** GIVEN REQUEST **
Repeat the data word for word. Do not include the pictures.
═════ DATA TO PROCESS ═════
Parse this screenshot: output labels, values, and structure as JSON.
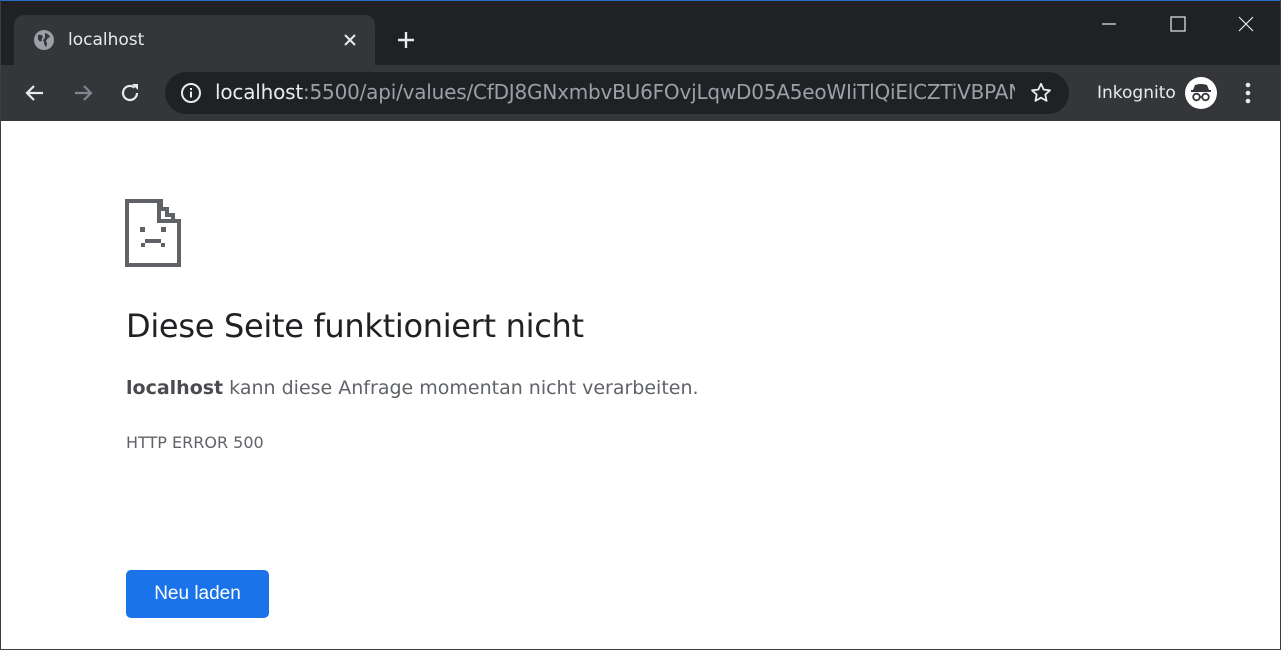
{
  "tab": {
    "title": "localhost"
  },
  "omnibox": {
    "host": "localhost",
    "path": ":5500/api/values/CfDJ8GNxmbvBU6FOvjLqwD05A5eoWIiTlQiElCZTiVBPANI..."
  },
  "profile": {
    "label": "Inkognito"
  },
  "error": {
    "title": "Diese Seite funktioniert nicht",
    "host": "localhost",
    "message": " kann diese Anfrage momentan nicht verarbeiten.",
    "code": "HTTP ERROR 500",
    "reload_label": "Neu laden"
  },
  "colors": {
    "tabstrip": "#202124",
    "toolbar": "#35363a",
    "accent": "#1a73e8"
  },
  "icons": [
    "globe-icon",
    "close-icon",
    "plus-icon",
    "minimize-icon",
    "maximize-icon",
    "window-close-icon",
    "back-icon",
    "forward-icon",
    "reload-icon",
    "info-icon",
    "star-icon",
    "incognito-icon",
    "menu-icon",
    "sad-page-icon"
  ]
}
═════
** FINAL ANSWER **
Parse this screenshot: output labels, values, and structure as JSON.
{
  "tab": {
    "title": "localhost"
  },
  "omnibox": {
    "host": "localhost",
    "path": ":5500/api/values/CfDJ8GNxmbvBU6FOvjLqwD05A5eoWIiTlQiElCZTiVBPANI..."
  },
  "profile": {
    "label": "Inkognito"
  },
  "error": {
    "title": "Diese Seite funktioniert nicht",
    "host": "localhost",
    "message": " kann diese Anfrage momentan nicht verarbeiten.",
    "code": "HTTP ERROR 500",
    "reload_label": "Neu laden"
  },
  "colors": {
    "tabstrip": "#202124",
    "toolbar": "#35363a",
    "accent": "#1a73e8"
  },
  "icons": [
    "globe-icon",
    "close-icon",
    "plus-icon",
    "minimize-icon",
    "maximize-icon",
    "window-close-icon",
    "back-icon",
    "forward-icon",
    "reload-icon",
    "info-icon",
    "star-icon",
    "incognito-icon",
    "menu-icon",
    "sad-page-icon"
  ]
}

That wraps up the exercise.